Job
Give every entry again, unchanged, and leave its images out.

[Collected data entries]
┌────────
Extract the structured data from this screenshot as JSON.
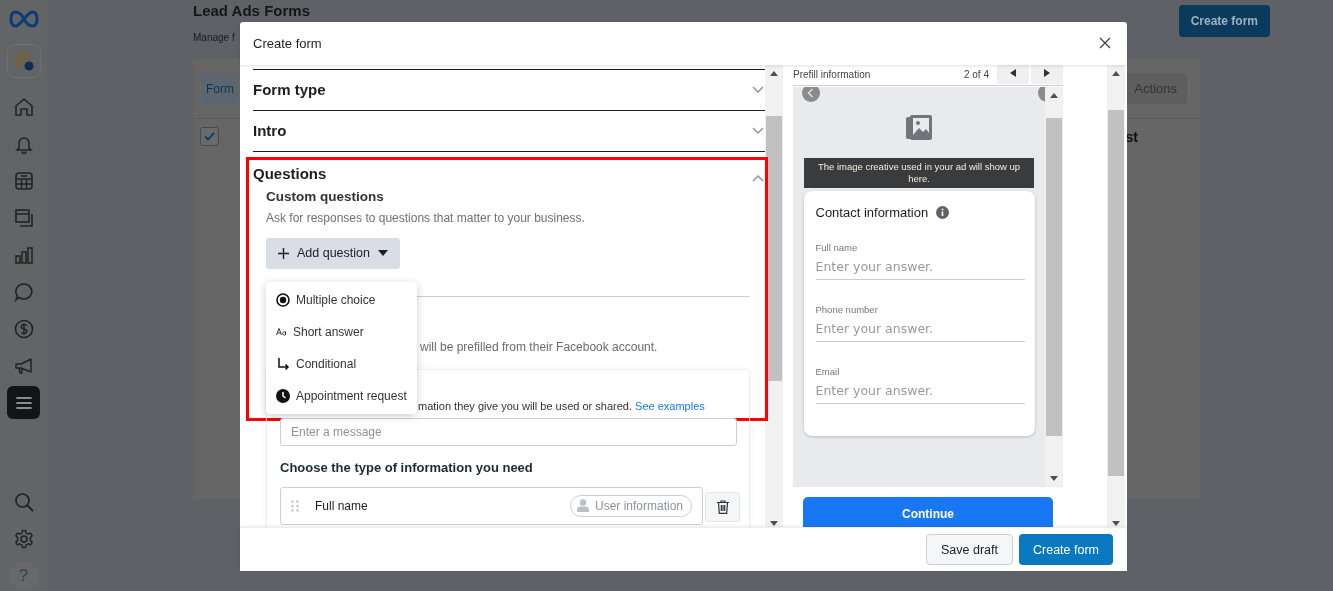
{
  "sidebar": {
    "nav_items": [
      {
        "kind": "home",
        "selected": false
      },
      {
        "kind": "bell",
        "selected": false
      },
      {
        "kind": "table",
        "selected": false
      },
      {
        "kind": "windows",
        "selected": false
      },
      {
        "kind": "chart",
        "selected": false
      },
      {
        "kind": "chat",
        "selected": false
      },
      {
        "kind": "dollar",
        "selected": false
      },
      {
        "kind": "megaphone",
        "selected": false
      },
      {
        "kind": "menu",
        "selected": true
      }
    ],
    "bottom_items": [
      {
        "kind": "search",
        "selected": false
      },
      {
        "kind": "settings",
        "selected": false
      },
      {
        "kind": "help",
        "label": "?",
        "selected": false
      }
    ]
  },
  "page": {
    "title": "Lead Ads Forms",
    "subtitle": "Manage f",
    "create_button": "Create form",
    "tab": "Form",
    "actions_button": "Actions",
    "select_all": {
      "checked": true
    },
    "column_header": "st"
  },
  "modal": {
    "title": "Create form",
    "sections": [
      {
        "title": "Form type",
        "expanded": false
      },
      {
        "title": "Intro",
        "expanded": false
      },
      {
        "title": "Questions",
        "expanded": true,
        "subheading": "Custom questions",
        "description": "Ask for responses to questions that matter to your business.",
        "add_button": "Add question",
        "menu": [
          {
            "kind": "radio",
            "label": "Multiple choice"
          },
          {
            "kind": "text",
            "label": "Short answer"
          },
          {
            "kind": "branch",
            "label": "Conditional"
          },
          {
            "kind": "clock",
            "label": "Appointment request"
          }
        ],
        "prefill_note": "will be prefilled from their Facebook account.",
        "privacy_note": "mation they give you will be used or shared.",
        "privacy_link": "See examples",
        "message_placeholder": "Enter a message",
        "info_heading": "Choose the type of information you need",
        "info_rows": [
          {
            "label": "Full name",
            "tag": "User information"
          }
        ]
      }
    ],
    "preview": {
      "heading": "Prefill information",
      "pager": "2 of 4",
      "banner": "The image creative used in your ad will show up here.",
      "card_title": "Contact information",
      "fields": [
        {
          "label": "Full name",
          "placeholder": "Enter your answer."
        },
        {
          "label": "Phone number",
          "placeholder": "Enter your answer."
        },
        {
          "label": "Email",
          "placeholder": "Enter your answer."
        }
      ],
      "continue_button": "Continue"
    },
    "footer": {
      "buttons": [
        {
          "label": "Save draft",
          "kind": "secondary"
        },
        {
          "label": "Create form",
          "kind": "primary"
        }
      ]
    }
  }
}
└────────
Response to the task
Extract the structured data from this screenshot as JSON.
{
  "sidebar": {
    "nav_items": [
      {
        "kind": "home",
        "selected": false
      },
      {
        "kind": "bell",
        "selected": false
      },
      {
        "kind": "table",
        "selected": false
      },
      {
        "kind": "windows",
        "selected": false
      },
      {
        "kind": "chart",
        "selected": false
      },
      {
        "kind": "chat",
        "selected": false
      },
      {
        "kind": "dollar",
        "selected": false
      },
      {
        "kind": "megaphone",
        "selected": false
      },
      {
        "kind": "menu",
        "selected": true
      }
    ],
    "bottom_items": [
      {
        "kind": "search",
        "selected": false
      },
      {
        "kind": "settings",
        "selected": false
      },
      {
        "kind": "help",
        "label": "?",
        "selected": false
      }
    ]
  },
  "page": {
    "title": "Lead Ads Forms",
    "subtitle": "Manage f",
    "create_button": "Create form",
    "tab": "Form",
    "actions_button": "Actions",
    "select_all": {
      "checked": true
    },
    "column_header": "st"
  },
  "modal": {
    "title": "Create form",
    "sections": [
      {
        "title": "Form type",
        "expanded": false
      },
      {
        "title": "Intro",
        "expanded": false
      },
      {
        "title": "Questions",
        "expanded": true,
        "subheading": "Custom questions",
        "description": "Ask for responses to questions that matter to your business.",
        "add_button": "Add question",
        "menu": [
          {
            "kind": "radio",
            "label": "Multiple choice"
          },
          {
            "kind": "text",
            "label": "Short answer"
          },
          {
            "kind": "branch",
            "label": "Conditional"
          },
          {
            "kind": "clock",
            "label": "Appointment request"
          }
        ],
        "prefill_note": "will be prefilled from their Facebook account.",
        "privacy_note": "mation they give you will be used or shared.",
        "privacy_link": "See examples",
        "message_placeholder": "Enter a message",
        "info_heading": "Choose the type of information you need",
        "info_rows": [
          {
            "label": "Full name",
            "tag": "User information"
          }
        ]
      }
    ],
    "preview": {
      "heading": "Prefill information",
      "pager": "2 of 4",
      "banner": "The image creative used in your ad will show up here.",
      "card_title": "Contact information",
      "fields": [
        {
          "label": "Full name",
          "placeholder": "Enter your answer."
        },
        {
          "label": "Phone number",
          "placeholder": "Enter your answer."
        },
        {
          "label": "Email",
          "placeholder": "Enter your answer."
        }
      ],
      "continue_button": "Continue"
    },
    "footer": {
      "buttons": [
        {
          "label": "Save draft",
          "kind": "secondary"
        },
        {
          "label": "Create form",
          "kind": "primary"
        }
      ]
    }
  }
}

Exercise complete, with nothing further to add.